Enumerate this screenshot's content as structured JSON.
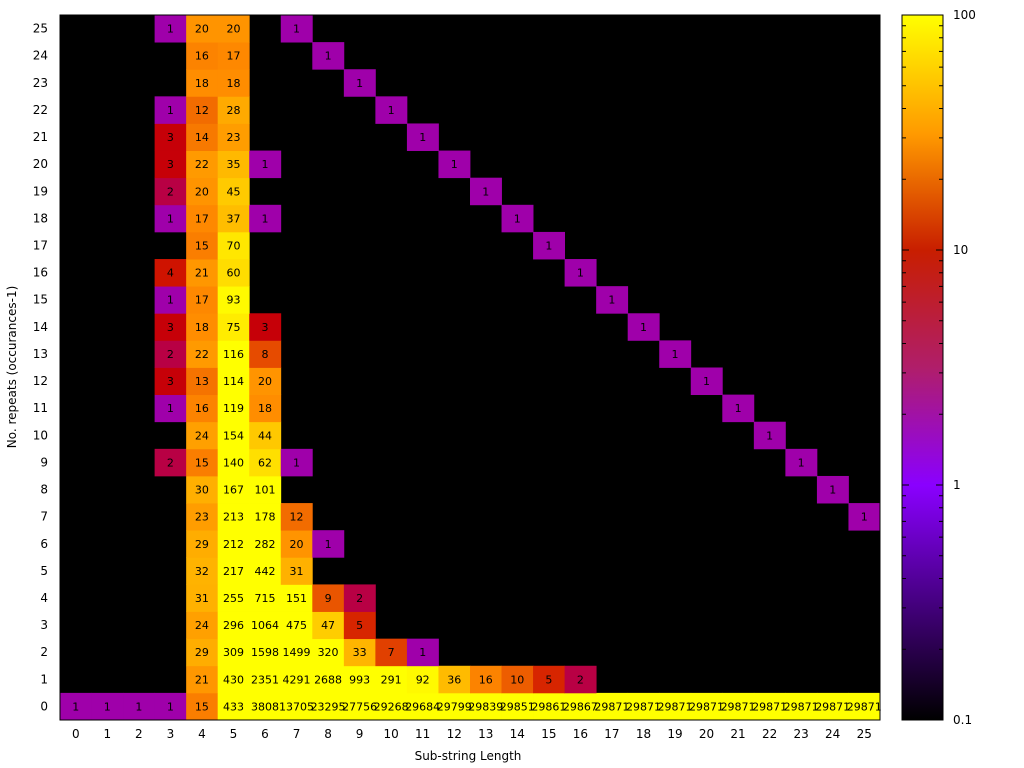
{
  "chart_data": {
    "type": "heatmap",
    "xlabel": "Sub-string Length",
    "ylabel": "No. repeats (occurances-1)",
    "x": [
      0,
      1,
      2,
      3,
      4,
      5,
      6,
      7,
      8,
      9,
      10,
      11,
      12,
      13,
      14,
      15,
      16,
      17,
      18,
      19,
      20,
      21,
      22,
      23,
      24,
      25
    ],
    "y": [
      0,
      1,
      2,
      3,
      4,
      5,
      6,
      7,
      8,
      9,
      10,
      11,
      12,
      13,
      14,
      15,
      16,
      17,
      18,
      19,
      20,
      21,
      22,
      23,
      24,
      25
    ],
    "x_tick_labels": [
      "0",
      "1",
      "2",
      "3",
      "4",
      "5",
      "6",
      "7",
      "8",
      "9",
      "10",
      "11",
      "12",
      "13",
      "14",
      "15",
      "16",
      "17",
      "18",
      "19",
      "20",
      "21",
      "22",
      "23",
      "24",
      "25"
    ],
    "y_tick_labels": [
      "0",
      "1",
      "2",
      "3",
      "4",
      "5",
      "6",
      "7",
      "8",
      "9",
      "10",
      "11",
      "12",
      "13",
      "14",
      "15",
      "16",
      "17",
      "18",
      "19",
      "20",
      "21",
      "22",
      "23",
      "24",
      "25"
    ],
    "color_scale": {
      "type": "log",
      "min": 0.1,
      "max": 100,
      "tick_labels": [
        "0.1",
        "1",
        "10",
        "100"
      ],
      "tick_values": [
        0.1,
        1,
        10,
        100
      ],
      "colors": [
        "#000000",
        "#8a00ff",
        "#c80000",
        "#ff8c00",
        "#ffff00"
      ],
      "empty_color": "#000000"
    },
    "cells": [
      {
        "x": 0,
        "y": 0,
        "label": "1"
      },
      {
        "x": 1,
        "y": 0,
        "label": "1"
      },
      {
        "x": 2,
        "y": 0,
        "label": "1"
      },
      {
        "x": 3,
        "y": 0,
        "label": "1"
      },
      {
        "x": 4,
        "y": 0,
        "label": "15"
      },
      {
        "x": 5,
        "y": 0,
        "label": "433"
      },
      {
        "x": 6,
        "y": 0,
        "label": "3808"
      },
      {
        "x": 7,
        "y": 0,
        "label": "13705"
      },
      {
        "x": 8,
        "y": 0,
        "label": "23295"
      },
      {
        "x": 9,
        "y": 0,
        "label": "27756"
      },
      {
        "x": 10,
        "y": 0,
        "label": "29268"
      },
      {
        "x": 11,
        "y": 0,
        "label": "29684"
      },
      {
        "x": 12,
        "y": 0,
        "label": "29799"
      },
      {
        "x": 13,
        "y": 0,
        "label": "29839"
      },
      {
        "x": 14,
        "y": 0,
        "label": "29851"
      },
      {
        "x": 15,
        "y": 0,
        "label": "29861"
      },
      {
        "x": 16,
        "y": 0,
        "label": "29867"
      },
      {
        "x": 17,
        "y": 0,
        "label": "29871"
      },
      {
        "x": 18,
        "y": 0,
        "label": "29871"
      },
      {
        "x": 19,
        "y": 0,
        "label": "29871"
      },
      {
        "x": 20,
        "y": 0,
        "label": "29871"
      },
      {
        "x": 21,
        "y": 0,
        "label": "29871"
      },
      {
        "x": 22,
        "y": 0,
        "label": "29871"
      },
      {
        "x": 23,
        "y": 0,
        "label": "29871"
      },
      {
        "x": 24,
        "y": 0,
        "label": "29871"
      },
      {
        "x": 25,
        "y": 0,
        "label": "29871"
      },
      {
        "x": 4,
        "y": 1,
        "label": "21"
      },
      {
        "x": 5,
        "y": 1,
        "label": "430"
      },
      {
        "x": 6,
        "y": 1,
        "label": "2351"
      },
      {
        "x": 7,
        "y": 1,
        "label": "4291"
      },
      {
        "x": 8,
        "y": 1,
        "label": "2688"
      },
      {
        "x": 9,
        "y": 1,
        "label": "993"
      },
      {
        "x": 10,
        "y": 1,
        "label": "291"
      },
      {
        "x": 11,
        "y": 1,
        "label": "92"
      },
      {
        "x": 12,
        "y": 1,
        "label": "36"
      },
      {
        "x": 13,
        "y": 1,
        "label": "16"
      },
      {
        "x": 14,
        "y": 1,
        "label": "10"
      },
      {
        "x": 15,
        "y": 1,
        "label": "5"
      },
      {
        "x": 16,
        "y": 1,
        "label": "2"
      },
      {
        "x": 4,
        "y": 2,
        "label": "29"
      },
      {
        "x": 5,
        "y": 2,
        "label": "309"
      },
      {
        "x": 6,
        "y": 2,
        "label": "1598"
      },
      {
        "x": 7,
        "y": 2,
        "label": "1499"
      },
      {
        "x": 8,
        "y": 2,
        "label": "320"
      },
      {
        "x": 9,
        "y": 2,
        "label": "33"
      },
      {
        "x": 10,
        "y": 2,
        "label": "7"
      },
      {
        "x": 11,
        "y": 2,
        "label": "1"
      },
      {
        "x": 4,
        "y": 3,
        "label": "24"
      },
      {
        "x": 5,
        "y": 3,
        "label": "296"
      },
      {
        "x": 6,
        "y": 3,
        "label": "1064"
      },
      {
        "x": 7,
        "y": 3,
        "label": "475"
      },
      {
        "x": 8,
        "y": 3,
        "label": "47"
      },
      {
        "x": 9,
        "y": 3,
        "label": "5"
      },
      {
        "x": 4,
        "y": 4,
        "label": "31"
      },
      {
        "x": 5,
        "y": 4,
        "label": "255"
      },
      {
        "x": 6,
        "y": 4,
        "label": "715"
      },
      {
        "x": 7,
        "y": 4,
        "label": "151"
      },
      {
        "x": 8,
        "y": 4,
        "label": "9"
      },
      {
        "x": 9,
        "y": 4,
        "label": "2"
      },
      {
        "x": 4,
        "y": 5,
        "label": "32"
      },
      {
        "x": 5,
        "y": 5,
        "label": "217"
      },
      {
        "x": 6,
        "y": 5,
        "label": "442"
      },
      {
        "x": 7,
        "y": 5,
        "label": "31"
      },
      {
        "x": 4,
        "y": 6,
        "label": "29"
      },
      {
        "x": 5,
        "y": 6,
        "label": "212"
      },
      {
        "x": 6,
        "y": 6,
        "label": "282"
      },
      {
        "x": 7,
        "y": 6,
        "label": "20"
      },
      {
        "x": 8,
        "y": 6,
        "label": "1"
      },
      {
        "x": 4,
        "y": 7,
        "label": "23"
      },
      {
        "x": 5,
        "y": 7,
        "label": "213"
      },
      {
        "x": 6,
        "y": 7,
        "label": "178"
      },
      {
        "x": 7,
        "y": 7,
        "label": "12"
      },
      {
        "x": 25,
        "y": 7,
        "label": "1"
      },
      {
        "x": 4,
        "y": 8,
        "label": "30"
      },
      {
        "x": 5,
        "y": 8,
        "label": "167"
      },
      {
        "x": 6,
        "y": 8,
        "label": "101"
      },
      {
        "x": 24,
        "y": 8,
        "label": "1"
      },
      {
        "x": 3,
        "y": 9,
        "label": "2"
      },
      {
        "x": 4,
        "y": 9,
        "label": "15"
      },
      {
        "x": 5,
        "y": 9,
        "label": "140"
      },
      {
        "x": 6,
        "y": 9,
        "label": "62"
      },
      {
        "x": 7,
        "y": 9,
        "label": "1"
      },
      {
        "x": 23,
        "y": 9,
        "label": "1"
      },
      {
        "x": 4,
        "y": 10,
        "label": "24"
      },
      {
        "x": 5,
        "y": 10,
        "label": "154"
      },
      {
        "x": 6,
        "y": 10,
        "label": "44"
      },
      {
        "x": 22,
        "y": 10,
        "label": "1"
      },
      {
        "x": 3,
        "y": 11,
        "label": "1"
      },
      {
        "x": 4,
        "y": 11,
        "label": "16"
      },
      {
        "x": 5,
        "y": 11,
        "label": "119"
      },
      {
        "x": 6,
        "y": 11,
        "label": "18"
      },
      {
        "x": 21,
        "y": 11,
        "label": "1"
      },
      {
        "x": 3,
        "y": 12,
        "label": "3"
      },
      {
        "x": 4,
        "y": 12,
        "label": "13"
      },
      {
        "x": 5,
        "y": 12,
        "label": "114"
      },
      {
        "x": 6,
        "y": 12,
        "label": "20"
      },
      {
        "x": 20,
        "y": 12,
        "label": "1"
      },
      {
        "x": 3,
        "y": 13,
        "label": "2"
      },
      {
        "x": 4,
        "y": 13,
        "label": "22"
      },
      {
        "x": 5,
        "y": 13,
        "label": "116"
      },
      {
        "x": 6,
        "y": 13,
        "label": "8"
      },
      {
        "x": 19,
        "y": 13,
        "label": "1"
      },
      {
        "x": 3,
        "y": 14,
        "label": "3"
      },
      {
        "x": 4,
        "y": 14,
        "label": "18"
      },
      {
        "x": 5,
        "y": 14,
        "label": "75"
      },
      {
        "x": 6,
        "y": 14,
        "label": "3"
      },
      {
        "x": 18,
        "y": 14,
        "label": "1"
      },
      {
        "x": 3,
        "y": 15,
        "label": "1"
      },
      {
        "x": 4,
        "y": 15,
        "label": "17"
      },
      {
        "x": 5,
        "y": 15,
        "label": "93"
      },
      {
        "x": 17,
        "y": 15,
        "label": "1"
      },
      {
        "x": 3,
        "y": 16,
        "label": "4"
      },
      {
        "x": 4,
        "y": 16,
        "label": "21"
      },
      {
        "x": 5,
        "y": 16,
        "label": "60"
      },
      {
        "x": 16,
        "y": 16,
        "label": "1"
      },
      {
        "x": 4,
        "y": 17,
        "label": "15"
      },
      {
        "x": 5,
        "y": 17,
        "label": "70"
      },
      {
        "x": 15,
        "y": 17,
        "label": "1"
      },
      {
        "x": 3,
        "y": 18,
        "label": "1"
      },
      {
        "x": 4,
        "y": 18,
        "label": "17"
      },
      {
        "x": 5,
        "y": 18,
        "label": "37"
      },
      {
        "x": 6,
        "y": 18,
        "label": "1"
      },
      {
        "x": 14,
        "y": 18,
        "label": "1"
      },
      {
        "x": 3,
        "y": 19,
        "label": "2"
      },
      {
        "x": 4,
        "y": 19,
        "label": "20"
      },
      {
        "x": 5,
        "y": 19,
        "label": "45"
      },
      {
        "x": 13,
        "y": 19,
        "label": "1"
      },
      {
        "x": 3,
        "y": 20,
        "label": "3"
      },
      {
        "x": 4,
        "y": 20,
        "label": "22"
      },
      {
        "x": 5,
        "y": 20,
        "label": "35"
      },
      {
        "x": 6,
        "y": 20,
        "label": "1"
      },
      {
        "x": 12,
        "y": 20,
        "label": "1"
      },
      {
        "x": 3,
        "y": 21,
        "label": "3"
      },
      {
        "x": 4,
        "y": 21,
        "label": "14"
      },
      {
        "x": 5,
        "y": 21,
        "label": "23"
      },
      {
        "x": 11,
        "y": 21,
        "label": "1"
      },
      {
        "x": 3,
        "y": 22,
        "label": "1"
      },
      {
        "x": 4,
        "y": 22,
        "label": "12"
      },
      {
        "x": 5,
        "y": 22,
        "label": "28"
      },
      {
        "x": 10,
        "y": 22,
        "label": "1"
      },
      {
        "x": 4,
        "y": 23,
        "label": "18"
      },
      {
        "x": 5,
        "y": 23,
        "label": "18"
      },
      {
        "x": 9,
        "y": 23,
        "label": "1"
      },
      {
        "x": 4,
        "y": 24,
        "label": "16"
      },
      {
        "x": 5,
        "y": 24,
        "label": "17"
      },
      {
        "x": 8,
        "y": 24,
        "label": "1"
      },
      {
        "x": 3,
        "y": 25,
        "label": "1"
      },
      {
        "x": 4,
        "y": 25,
        "label": "20"
      },
      {
        "x": 5,
        "y": 25,
        "label": "20"
      },
      {
        "x": 7,
        "y": 25,
        "label": "1"
      }
    ]
  }
}
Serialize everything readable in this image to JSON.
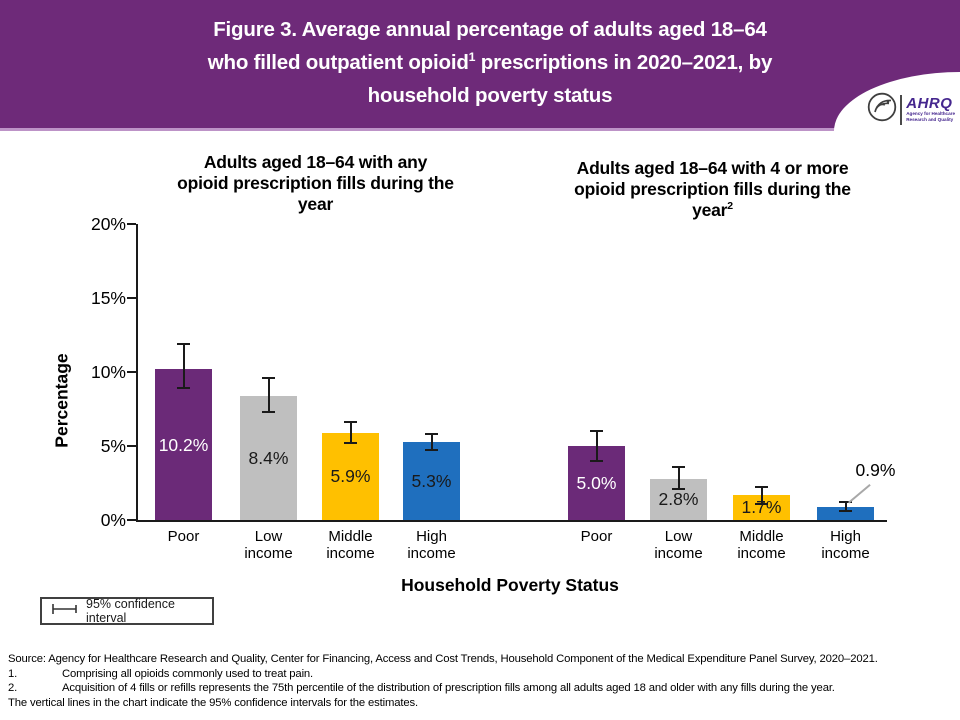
{
  "header": {
    "bg_color": "#6E2A79",
    "title_lines": [
      [
        {
          "t": "Figure 3. Average annual percentage of adults aged 18–64"
        }
      ],
      [
        {
          "t": "who filled outpatient opioid"
        },
        {
          "t": "1",
          "sup": true
        },
        {
          "t": " prescriptions in 2020–2021, by"
        }
      ],
      [
        {
          "t": "household poverty status"
        }
      ]
    ],
    "logo": {
      "org": "AHRQ",
      "tagline_line1": "Agency for Healthcare",
      "tagline_line2": "Research and Quality"
    }
  },
  "chart_data": {
    "type": "bar",
    "ylabel": "Percentage",
    "xlabel": "Household Poverty Status",
    "ylim": [
      0,
      20
    ],
    "yticks": [
      {
        "value": 0,
        "label": "0%"
      },
      {
        "value": 5,
        "label": "5%"
      },
      {
        "value": 10,
        "label": "10%"
      },
      {
        "value": 15,
        "label": "15%"
      },
      {
        "value": 20,
        "label": "20%"
      }
    ],
    "legend": "95% confidence interval",
    "categories": [
      "Poor",
      "Low income",
      "Middle income",
      "High income"
    ],
    "series_colors": {
      "Poor": "#6B2A78",
      "Low income": "#BFBFBF",
      "Middle income": "#FFC000",
      "High income": "#1F6FBE"
    },
    "groups": [
      {
        "title_lines": [
          [
            {
              "t": "Adults aged 18–64 with any"
            }
          ],
          [
            {
              "t": "opioid prescription fills during the"
            }
          ],
          [
            {
              "t": "year"
            }
          ]
        ],
        "bars": [
          {
            "category": "Poor",
            "value": 10.2,
            "label": "10.2%",
            "ci": [
              8.9,
              11.9
            ],
            "color": "#6B2A78",
            "label_color": "#FFFFFF"
          },
          {
            "category": "Low income",
            "value": 8.4,
            "label": "8.4%",
            "ci": [
              7.3,
              9.6
            ],
            "color": "#BFBFBF",
            "label_color": "#1A1A1A"
          },
          {
            "category": "Middle income",
            "value": 5.9,
            "label": "5.9%",
            "ci": [
              5.2,
              6.6
            ],
            "color": "#FFC000",
            "label_color": "#1A1A1A"
          },
          {
            "category": "High income",
            "value": 5.3,
            "label": "5.3%",
            "ci": [
              4.7,
              5.8
            ],
            "color": "#1F6FBE",
            "label_color": "#1A1A1A"
          }
        ]
      },
      {
        "title_lines": [
          [
            {
              "t": "Adults aged 18–64 with 4 or more"
            }
          ],
          [
            {
              "t": "opioid prescription fills during the"
            }
          ],
          [
            {
              "t": "year"
            },
            {
              "t": "2",
              "sup": true
            }
          ]
        ],
        "bars": [
          {
            "category": "Poor",
            "value": 5.0,
            "label": "5.0%",
            "ci": [
              4.0,
              6.0
            ],
            "color": "#6B2A78",
            "label_color": "#FFFFFF"
          },
          {
            "category": "Low income",
            "value": 2.8,
            "label": "2.8%",
            "ci": [
              2.1,
              3.6
            ],
            "color": "#BFBFBF",
            "label_color": "#1A1A1A"
          },
          {
            "category": "Middle income",
            "value": 1.7,
            "label": "1.7%",
            "ci": [
              1.1,
              2.2
            ],
            "color": "#FFC000",
            "label_color": "#1A1A1A"
          },
          {
            "category": "High income",
            "value": 0.9,
            "label": "0.9%",
            "ci": [
              0.6,
              1.2
            ],
            "color": "#1F6FBE",
            "label_color": "#1A1A1A",
            "label_outside": true
          }
        ]
      }
    ]
  },
  "footer": {
    "rows": [
      {
        "num": "",
        "text": "Source: Agency for Healthcare Research and Quality, Center for Financing, Access and Cost Trends, Household Component of the Medical Expenditure Panel Survey, 2020–2021."
      },
      {
        "num": "1.",
        "text": "Comprising all opioids commonly used to treat pain."
      },
      {
        "num": "2.",
        "text": "Acquisition of 4 fills or refills represents the 75th percentile of the distribution of prescription fills among all adults aged 18 and older with any fills during the year."
      },
      {
        "num": "",
        "text": "The vertical lines in the chart indicate the 95% confidence intervals for the estimates."
      }
    ]
  }
}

· · · ·

JOB: Filter the data for the string "ylabel" and copy every line that has it.

TASK SOLUTION:
    "ylabel": "No. repeats (occurances-1)",
    "ylabel": "Percentage",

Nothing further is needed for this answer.